Job: What follows is a set of records; repeat all of them exactly.

Input:
* Begin *

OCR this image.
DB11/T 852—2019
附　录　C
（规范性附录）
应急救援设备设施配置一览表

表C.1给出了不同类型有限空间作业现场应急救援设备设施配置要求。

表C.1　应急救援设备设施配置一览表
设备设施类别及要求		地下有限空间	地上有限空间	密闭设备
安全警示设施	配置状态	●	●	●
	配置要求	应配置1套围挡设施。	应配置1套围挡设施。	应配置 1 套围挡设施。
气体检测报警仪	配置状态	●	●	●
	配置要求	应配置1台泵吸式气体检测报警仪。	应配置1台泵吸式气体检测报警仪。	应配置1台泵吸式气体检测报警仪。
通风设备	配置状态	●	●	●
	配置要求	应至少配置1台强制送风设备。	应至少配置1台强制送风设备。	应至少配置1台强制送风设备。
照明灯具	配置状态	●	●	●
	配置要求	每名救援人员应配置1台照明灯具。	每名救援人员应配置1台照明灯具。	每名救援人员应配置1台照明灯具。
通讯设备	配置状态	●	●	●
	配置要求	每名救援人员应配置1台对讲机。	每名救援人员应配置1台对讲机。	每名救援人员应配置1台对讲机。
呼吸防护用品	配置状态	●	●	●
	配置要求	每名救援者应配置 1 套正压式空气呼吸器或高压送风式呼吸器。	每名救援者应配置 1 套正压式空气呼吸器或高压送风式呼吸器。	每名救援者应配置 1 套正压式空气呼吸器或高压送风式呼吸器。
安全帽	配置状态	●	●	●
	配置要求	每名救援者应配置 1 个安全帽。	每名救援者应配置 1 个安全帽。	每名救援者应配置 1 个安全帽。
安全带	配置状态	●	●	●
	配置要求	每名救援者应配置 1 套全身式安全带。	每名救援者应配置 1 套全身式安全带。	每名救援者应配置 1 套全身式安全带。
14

* End *

Written response:
OCR this image.
DB11/T 852—2019
附　录　C
（规范性附录）
应急救援设备设施配置一览表

表C.1给出了不同类型有限空间作业现场应急救援设备设施配置要求。

表C.1　应急救援设备设施配置一览表
设备设施类别及要求		地下有限空间	地上有限空间	密闭设备
安全警示设施	配置状态	●	●	●
	配置要求	应配置1套围挡设施。	应配置1套围挡设施。	应配置 1 套围挡设施。
气体检测报警仪	配置状态	●	●	●
	配置要求	应配置1台泵吸式气体检测报警仪。	应配置1台泵吸式气体检测报警仪。	应配置1台泵吸式气体检测报警仪。
通风设备	配置状态	●	●	●
	配置要求	应至少配置1台强制送风设备。	应至少配置1台强制送风设备。	应至少配置1台强制送风设备。
照明灯具	配置状态	●	●	●
	配置要求	每名救援人员应配置1台照明灯具。	每名救援人员应配置1台照明灯具。	每名救援人员应配置1台照明灯具。
通讯设备	配置状态	●	●	●
	配置要求	每名救援人员应配置1台对讲机。	每名救援人员应配置1台对讲机。	每名救援人员应配置1台对讲机。
呼吸防护用品	配置状态	●	●	●
	配置要求	每名救援者应配置 1 套正压式空气呼吸器或高压送风式呼吸器。	每名救援者应配置 1 套正压式空气呼吸器或高压送风式呼吸器。	每名救援者应配置 1 套正压式空气呼吸器或高压送风式呼吸器。
安全帽	配置状态	●	●	●
	配置要求	每名救援者应配置 1 个安全帽。	每名救援者应配置 1 个安全帽。	每名救援者应配置 1 个安全帽。
安全带	配置状态	●	●	●
	配置要求	每名救援者应配置 1 套全身式安全带。	每名救援者应配置 1 套全身式安全带。	每名救援者应配置 1 套全身式安全带。
14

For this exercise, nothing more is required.